CHALLENGE: Transcribe the records exactly. Pictures do not belong in the transcription.

Dataset rows about figures:
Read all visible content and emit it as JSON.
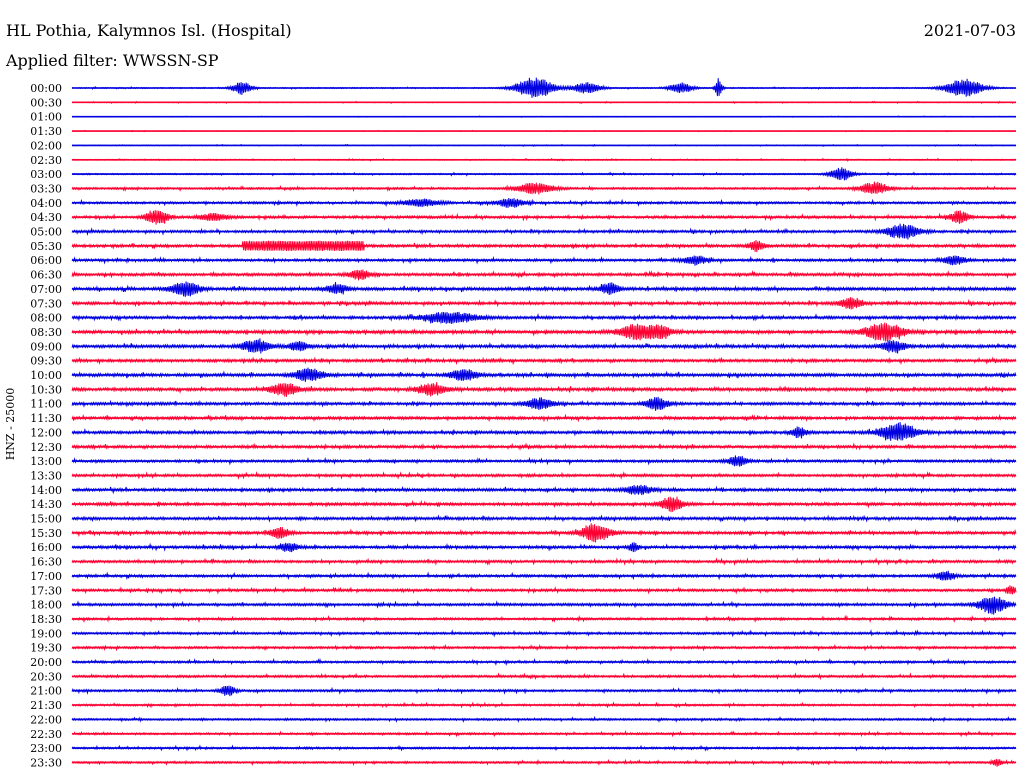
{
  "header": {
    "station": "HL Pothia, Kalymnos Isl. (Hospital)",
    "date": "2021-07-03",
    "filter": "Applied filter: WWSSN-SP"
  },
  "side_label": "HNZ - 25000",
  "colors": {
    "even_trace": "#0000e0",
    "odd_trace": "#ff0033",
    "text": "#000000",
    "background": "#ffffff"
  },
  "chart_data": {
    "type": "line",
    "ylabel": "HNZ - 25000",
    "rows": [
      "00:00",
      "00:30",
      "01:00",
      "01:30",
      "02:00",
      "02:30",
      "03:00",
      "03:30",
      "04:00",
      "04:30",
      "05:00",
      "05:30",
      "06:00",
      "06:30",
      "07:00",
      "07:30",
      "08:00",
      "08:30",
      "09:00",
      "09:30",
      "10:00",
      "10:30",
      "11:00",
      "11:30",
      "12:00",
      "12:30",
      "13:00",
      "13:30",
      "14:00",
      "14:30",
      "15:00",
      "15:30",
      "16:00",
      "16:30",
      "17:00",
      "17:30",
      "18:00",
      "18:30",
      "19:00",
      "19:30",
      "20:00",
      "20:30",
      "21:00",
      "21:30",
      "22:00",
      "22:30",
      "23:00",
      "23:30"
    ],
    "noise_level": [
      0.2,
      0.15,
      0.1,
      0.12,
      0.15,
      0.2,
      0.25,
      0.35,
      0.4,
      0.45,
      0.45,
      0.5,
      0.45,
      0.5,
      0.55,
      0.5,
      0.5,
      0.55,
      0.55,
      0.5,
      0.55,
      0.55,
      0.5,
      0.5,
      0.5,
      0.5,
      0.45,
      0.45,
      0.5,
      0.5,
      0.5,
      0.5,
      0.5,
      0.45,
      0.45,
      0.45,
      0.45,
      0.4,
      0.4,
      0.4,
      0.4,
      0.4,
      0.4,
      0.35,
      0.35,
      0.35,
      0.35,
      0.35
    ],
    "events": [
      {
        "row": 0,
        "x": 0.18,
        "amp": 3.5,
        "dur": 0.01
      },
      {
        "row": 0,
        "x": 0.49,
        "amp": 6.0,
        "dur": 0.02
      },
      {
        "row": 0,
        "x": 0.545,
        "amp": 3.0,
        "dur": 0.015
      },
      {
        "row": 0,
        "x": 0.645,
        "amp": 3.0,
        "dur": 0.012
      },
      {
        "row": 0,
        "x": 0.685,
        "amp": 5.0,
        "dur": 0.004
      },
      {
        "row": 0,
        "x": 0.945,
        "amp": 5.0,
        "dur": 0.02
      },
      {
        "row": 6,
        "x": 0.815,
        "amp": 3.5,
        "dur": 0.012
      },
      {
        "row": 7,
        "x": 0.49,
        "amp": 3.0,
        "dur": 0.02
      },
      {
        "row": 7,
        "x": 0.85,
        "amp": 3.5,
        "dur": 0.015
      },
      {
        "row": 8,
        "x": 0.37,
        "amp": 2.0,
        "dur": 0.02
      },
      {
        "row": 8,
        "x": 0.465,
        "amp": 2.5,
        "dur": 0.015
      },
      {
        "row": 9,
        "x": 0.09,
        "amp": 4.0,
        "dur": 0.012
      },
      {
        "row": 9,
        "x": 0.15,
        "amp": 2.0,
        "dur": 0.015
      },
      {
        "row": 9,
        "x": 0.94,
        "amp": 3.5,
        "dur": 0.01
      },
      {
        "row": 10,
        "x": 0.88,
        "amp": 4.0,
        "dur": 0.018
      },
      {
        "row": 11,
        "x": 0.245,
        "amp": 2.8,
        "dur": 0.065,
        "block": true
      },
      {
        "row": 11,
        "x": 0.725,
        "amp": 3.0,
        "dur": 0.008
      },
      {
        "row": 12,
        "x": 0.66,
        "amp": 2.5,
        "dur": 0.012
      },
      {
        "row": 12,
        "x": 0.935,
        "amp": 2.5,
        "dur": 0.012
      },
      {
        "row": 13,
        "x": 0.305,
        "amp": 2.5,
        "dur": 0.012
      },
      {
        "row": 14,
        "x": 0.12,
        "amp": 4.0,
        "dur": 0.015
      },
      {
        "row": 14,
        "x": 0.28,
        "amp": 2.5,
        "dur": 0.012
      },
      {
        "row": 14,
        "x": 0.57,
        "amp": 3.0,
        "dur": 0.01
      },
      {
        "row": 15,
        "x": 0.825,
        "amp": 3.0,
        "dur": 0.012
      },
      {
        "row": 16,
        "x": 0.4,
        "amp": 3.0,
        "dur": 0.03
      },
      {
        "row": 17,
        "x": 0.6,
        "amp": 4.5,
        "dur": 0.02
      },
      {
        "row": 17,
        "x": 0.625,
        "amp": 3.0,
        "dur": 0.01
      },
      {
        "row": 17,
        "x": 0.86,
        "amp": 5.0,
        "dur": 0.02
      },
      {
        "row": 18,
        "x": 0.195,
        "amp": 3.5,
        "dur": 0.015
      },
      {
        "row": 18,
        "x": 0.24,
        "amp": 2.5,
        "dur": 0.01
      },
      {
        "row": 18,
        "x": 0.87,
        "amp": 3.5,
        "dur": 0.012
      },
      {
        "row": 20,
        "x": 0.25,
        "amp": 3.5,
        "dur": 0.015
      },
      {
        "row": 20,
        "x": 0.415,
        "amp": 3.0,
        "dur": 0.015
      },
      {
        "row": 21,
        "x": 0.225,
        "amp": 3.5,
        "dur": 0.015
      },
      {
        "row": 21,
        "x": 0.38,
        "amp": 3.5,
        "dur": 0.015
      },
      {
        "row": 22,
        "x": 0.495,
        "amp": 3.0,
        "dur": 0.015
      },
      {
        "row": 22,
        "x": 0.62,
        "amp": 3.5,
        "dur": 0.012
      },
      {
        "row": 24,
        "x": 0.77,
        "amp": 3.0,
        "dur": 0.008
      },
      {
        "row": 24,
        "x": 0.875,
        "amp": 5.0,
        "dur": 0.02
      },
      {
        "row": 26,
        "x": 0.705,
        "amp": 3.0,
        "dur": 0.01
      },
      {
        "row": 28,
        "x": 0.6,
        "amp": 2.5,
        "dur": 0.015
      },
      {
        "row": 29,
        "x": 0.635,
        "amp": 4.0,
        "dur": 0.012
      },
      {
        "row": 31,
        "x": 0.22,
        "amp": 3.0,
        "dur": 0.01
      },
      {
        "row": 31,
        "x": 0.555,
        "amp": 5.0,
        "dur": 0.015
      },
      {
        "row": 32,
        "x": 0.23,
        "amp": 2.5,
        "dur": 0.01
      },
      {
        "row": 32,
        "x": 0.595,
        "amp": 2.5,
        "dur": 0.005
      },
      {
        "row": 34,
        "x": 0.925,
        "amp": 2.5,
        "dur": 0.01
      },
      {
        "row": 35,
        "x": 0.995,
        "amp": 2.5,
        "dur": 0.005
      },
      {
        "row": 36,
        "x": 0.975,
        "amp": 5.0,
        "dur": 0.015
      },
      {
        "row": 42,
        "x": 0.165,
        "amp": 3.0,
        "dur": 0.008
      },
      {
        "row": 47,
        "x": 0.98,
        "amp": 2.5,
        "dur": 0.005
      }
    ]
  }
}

ANSWER TO THE PROBLEM:
Read all visible content and emit it as JSON.
{
  "header": {
    "station": "HL Pothia, Kalymnos Isl. (Hospital)",
    "date": "2021-07-03",
    "filter": "Applied filter: WWSSN-SP"
  },
  "side_label": "HNZ - 25000",
  "colors": {
    "even_trace": "#0000e0",
    "odd_trace": "#ff0033",
    "text": "#000000",
    "background": "#ffffff"
  },
  "chart_data": {
    "type": "line",
    "ylabel": "HNZ - 25000",
    "rows": [
      "00:00",
      "00:30",
      "01:00",
      "01:30",
      "02:00",
      "02:30",
      "03:00",
      "03:30",
      "04:00",
      "04:30",
      "05:00",
      "05:30",
      "06:00",
      "06:30",
      "07:00",
      "07:30",
      "08:00",
      "08:30",
      "09:00",
      "09:30",
      "10:00",
      "10:30",
      "11:00",
      "11:30",
      "12:00",
      "12:30",
      "13:00",
      "13:30",
      "14:00",
      "14:30",
      "15:00",
      "15:30",
      "16:00",
      "16:30",
      "17:00",
      "17:30",
      "18:00",
      "18:30",
      "19:00",
      "19:30",
      "20:00",
      "20:30",
      "21:00",
      "21:30",
      "22:00",
      "22:30",
      "23:00",
      "23:30"
    ],
    "noise_level": [
      0.2,
      0.15,
      0.1,
      0.12,
      0.15,
      0.2,
      0.25,
      0.35,
      0.4,
      0.45,
      0.45,
      0.5,
      0.45,
      0.5,
      0.55,
      0.5,
      0.5,
      0.55,
      0.55,
      0.5,
      0.55,
      0.55,
      0.5,
      0.5,
      0.5,
      0.5,
      0.45,
      0.45,
      0.5,
      0.5,
      0.5,
      0.5,
      0.5,
      0.45,
      0.45,
      0.45,
      0.45,
      0.4,
      0.4,
      0.4,
      0.4,
      0.4,
      0.4,
      0.35,
      0.35,
      0.35,
      0.35,
      0.35
    ],
    "events": [
      {
        "row": 0,
        "x": 0.18,
        "amp": 3.5,
        "dur": 0.01
      },
      {
        "row": 0,
        "x": 0.49,
        "amp": 6.0,
        "dur": 0.02
      },
      {
        "row": 0,
        "x": 0.545,
        "amp": 3.0,
        "dur": 0.015
      },
      {
        "row": 0,
        "x": 0.645,
        "amp": 3.0,
        "dur": 0.012
      },
      {
        "row": 0,
        "x": 0.685,
        "amp": 5.0,
        "dur": 0.004
      },
      {
        "row": 0,
        "x": 0.945,
        "amp": 5.0,
        "dur": 0.02
      },
      {
        "row": 6,
        "x": 0.815,
        "amp": 3.5,
        "dur": 0.012
      },
      {
        "row": 7,
        "x": 0.49,
        "amp": 3.0,
        "dur": 0.02
      },
      {
        "row": 7,
        "x": 0.85,
        "amp": 3.5,
        "dur": 0.015
      },
      {
        "row": 8,
        "x": 0.37,
        "amp": 2.0,
        "dur": 0.02
      },
      {
        "row": 8,
        "x": 0.465,
        "amp": 2.5,
        "dur": 0.015
      },
      {
        "row": 9,
        "x": 0.09,
        "amp": 4.0,
        "dur": 0.012
      },
      {
        "row": 9,
        "x": 0.15,
        "amp": 2.0,
        "dur": 0.015
      },
      {
        "row": 9,
        "x": 0.94,
        "amp": 3.5,
        "dur": 0.01
      },
      {
        "row": 10,
        "x": 0.88,
        "amp": 4.0,
        "dur": 0.018
      },
      {
        "row": 11,
        "x": 0.245,
        "amp": 2.8,
        "dur": 0.065,
        "block": true
      },
      {
        "row": 11,
        "x": 0.725,
        "amp": 3.0,
        "dur": 0.008
      },
      {
        "row": 12,
        "x": 0.66,
        "amp": 2.5,
        "dur": 0.012
      },
      {
        "row": 12,
        "x": 0.935,
        "amp": 2.5,
        "dur": 0.012
      },
      {
        "row": 13,
        "x": 0.305,
        "amp": 2.5,
        "dur": 0.012
      },
      {
        "row": 14,
        "x": 0.12,
        "amp": 4.0,
        "dur": 0.015
      },
      {
        "row": 14,
        "x": 0.28,
        "amp": 2.5,
        "dur": 0.012
      },
      {
        "row": 14,
        "x": 0.57,
        "amp": 3.0,
        "dur": 0.01
      },
      {
        "row": 15,
        "x": 0.825,
        "amp": 3.0,
        "dur": 0.012
      },
      {
        "row": 16,
        "x": 0.4,
        "amp": 3.0,
        "dur": 0.03
      },
      {
        "row": 17,
        "x": 0.6,
        "amp": 4.5,
        "dur": 0.02
      },
      {
        "row": 17,
        "x": 0.625,
        "amp": 3.0,
        "dur": 0.01
      },
      {
        "row": 17,
        "x": 0.86,
        "amp": 5.0,
        "dur": 0.02
      },
      {
        "row": 18,
        "x": 0.195,
        "amp": 3.5,
        "dur": 0.015
      },
      {
        "row": 18,
        "x": 0.24,
        "amp": 2.5,
        "dur": 0.01
      },
      {
        "row": 18,
        "x": 0.87,
        "amp": 3.5,
        "dur": 0.012
      },
      {
        "row": 20,
        "x": 0.25,
        "amp": 3.5,
        "dur": 0.015
      },
      {
        "row": 20,
        "x": 0.415,
        "amp": 3.0,
        "dur": 0.015
      },
      {
        "row": 21,
        "x": 0.225,
        "amp": 3.5,
        "dur": 0.015
      },
      {
        "row": 21,
        "x": 0.38,
        "amp": 3.5,
        "dur": 0.015
      },
      {
        "row": 22,
        "x": 0.495,
        "amp": 3.0,
        "dur": 0.015
      },
      {
        "row": 22,
        "x": 0.62,
        "amp": 3.5,
        "dur": 0.012
      },
      {
        "row": 24,
        "x": 0.77,
        "amp": 3.0,
        "dur": 0.008
      },
      {
        "row": 24,
        "x": 0.875,
        "amp": 5.0,
        "dur": 0.02
      },
      {
        "row": 26,
        "x": 0.705,
        "amp": 3.0,
        "dur": 0.01
      },
      {
        "row": 28,
        "x": 0.6,
        "amp": 2.5,
        "dur": 0.015
      },
      {
        "row": 29,
        "x": 0.635,
        "amp": 4.0,
        "dur": 0.012
      },
      {
        "row": 31,
        "x": 0.22,
        "amp": 3.0,
        "dur": 0.01
      },
      {
        "row": 31,
        "x": 0.555,
        "amp": 5.0,
        "dur": 0.015
      },
      {
        "row": 32,
        "x": 0.23,
        "amp": 2.5,
        "dur": 0.01
      },
      {
        "row": 32,
        "x": 0.595,
        "amp": 2.5,
        "dur": 0.005
      },
      {
        "row": 34,
        "x": 0.925,
        "amp": 2.5,
        "dur": 0.01
      },
      {
        "row": 35,
        "x": 0.995,
        "amp": 2.5,
        "dur": 0.005
      },
      {
        "row": 36,
        "x": 0.975,
        "amp": 5.0,
        "dur": 0.015
      },
      {
        "row": 42,
        "x": 0.165,
        "amp": 3.0,
        "dur": 0.008
      },
      {
        "row": 47,
        "x": 0.98,
        "amp": 2.5,
        "dur": 0.005
      }
    ]
  }
}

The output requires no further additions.